--- MATERIALS PROVIDED ---

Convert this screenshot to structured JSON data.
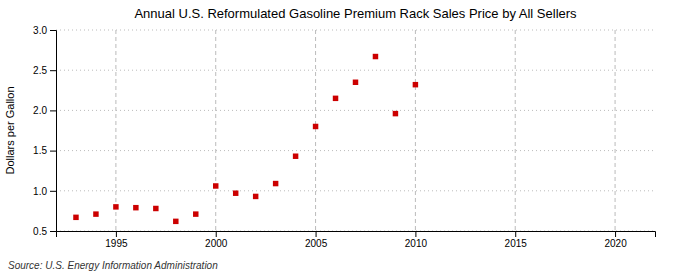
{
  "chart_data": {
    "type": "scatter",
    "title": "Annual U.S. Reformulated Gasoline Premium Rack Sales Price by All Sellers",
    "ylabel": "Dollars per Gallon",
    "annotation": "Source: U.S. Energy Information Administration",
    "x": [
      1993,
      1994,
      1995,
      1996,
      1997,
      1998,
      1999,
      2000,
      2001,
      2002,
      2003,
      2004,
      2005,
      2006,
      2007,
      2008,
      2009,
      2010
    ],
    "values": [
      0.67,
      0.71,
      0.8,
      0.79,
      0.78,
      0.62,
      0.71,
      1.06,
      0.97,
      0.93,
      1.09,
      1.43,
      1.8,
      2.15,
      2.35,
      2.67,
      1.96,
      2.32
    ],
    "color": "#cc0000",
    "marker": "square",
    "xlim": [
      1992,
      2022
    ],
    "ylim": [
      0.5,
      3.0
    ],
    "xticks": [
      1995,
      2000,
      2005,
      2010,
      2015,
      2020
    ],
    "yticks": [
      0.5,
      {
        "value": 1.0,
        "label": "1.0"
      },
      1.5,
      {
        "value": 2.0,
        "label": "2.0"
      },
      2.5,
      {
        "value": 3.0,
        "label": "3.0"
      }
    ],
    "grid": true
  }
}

---

Copy out the data above exactly, except the pictures.

Convert this screenshot to structured JSON data.
{
  "chart_data": {
    "type": "scatter",
    "title": "Annual U.S. Reformulated Gasoline Premium Rack Sales Price by All Sellers",
    "ylabel": "Dollars per Gallon",
    "annotation": "Source: U.S. Energy Information Administration",
    "x": [
      1993,
      1994,
      1995,
      1996,
      1997,
      1998,
      1999,
      2000,
      2001,
      2002,
      2003,
      2004,
      2005,
      2006,
      2007,
      2008,
      2009,
      2010
    ],
    "values": [
      0.67,
      0.71,
      0.8,
      0.79,
      0.78,
      0.62,
      0.71,
      1.06,
      0.97,
      0.93,
      1.09,
      1.43,
      1.8,
      2.15,
      2.35,
      2.67,
      1.96,
      2.32
    ],
    "color": "#cc0000",
    "marker": "square",
    "xlim": [
      1992,
      2022
    ],
    "ylim": [
      0.5,
      3.0
    ],
    "xticks": [
      1995,
      2000,
      2005,
      2010,
      2015,
      2020
    ],
    "yticks": [
      0.5,
      {
        "value": 1.0,
        "label": "1.0"
      },
      1.5,
      {
        "value": 2.0,
        "label": "2.0"
      },
      2.5,
      {
        "value": 3.0,
        "label": "3.0"
      }
    ],
    "grid": true
  }
}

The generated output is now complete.